Copy out each line exactly as it appears.

─── Records for the exercise ───

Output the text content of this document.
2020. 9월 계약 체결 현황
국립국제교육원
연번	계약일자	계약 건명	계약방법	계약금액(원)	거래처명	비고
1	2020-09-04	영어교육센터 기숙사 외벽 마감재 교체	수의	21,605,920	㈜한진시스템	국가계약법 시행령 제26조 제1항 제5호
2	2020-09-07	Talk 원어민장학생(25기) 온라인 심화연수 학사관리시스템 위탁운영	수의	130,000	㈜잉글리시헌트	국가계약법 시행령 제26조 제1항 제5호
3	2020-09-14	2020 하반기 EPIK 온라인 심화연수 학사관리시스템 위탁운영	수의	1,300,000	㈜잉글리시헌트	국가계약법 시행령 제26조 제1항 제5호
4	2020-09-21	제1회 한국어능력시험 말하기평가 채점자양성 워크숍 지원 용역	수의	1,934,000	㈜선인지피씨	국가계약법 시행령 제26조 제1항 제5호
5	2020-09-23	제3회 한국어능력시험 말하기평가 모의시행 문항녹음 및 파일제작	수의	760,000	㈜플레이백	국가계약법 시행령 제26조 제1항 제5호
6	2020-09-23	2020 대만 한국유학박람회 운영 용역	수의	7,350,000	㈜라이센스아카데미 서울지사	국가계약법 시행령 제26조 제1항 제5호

───

_Response to the task_:
Output the text content of this document.
2020. 9월 계약 체결 현황
국립국제교육원
연번	계약일자	계약 건명	계약방법	계약금액(원)	거래처명	비고
1	2020-09-04	영어교육센터 기숙사 외벽 마감재 교체	수의	21,605,920	㈜한진시스템	국가계약법 시행령 제26조 제1항 제5호
2	2020-09-07	Talk 원어민장학생(25기) 온라인 심화연수 학사관리시스템 위탁운영	수의	130,000	㈜잉글리시헌트	국가계약법 시행령 제26조 제1항 제5호
3	2020-09-14	2020 하반기 EPIK 온라인 심화연수 학사관리시스템 위탁운영	수의	1,300,000	㈜잉글리시헌트	국가계약법 시행령 제26조 제1항 제5호
4	2020-09-21	제1회 한국어능력시험 말하기평가 채점자양성 워크숍 지원 용역	수의	1,934,000	㈜선인지피씨	국가계약법 시행령 제26조 제1항 제5호
5	2020-09-23	제3회 한국어능력시험 말하기평가 모의시행 문항녹음 및 파일제작	수의	760,000	㈜플레이백	국가계약법 시행령 제26조 제1항 제5호
6	2020-09-23	2020 대만 한국유학박람회 운영 용역	수의	7,350,000	㈜라이센스아카데미 서울지사	국가계약법 시행령 제26조 제1항 제5호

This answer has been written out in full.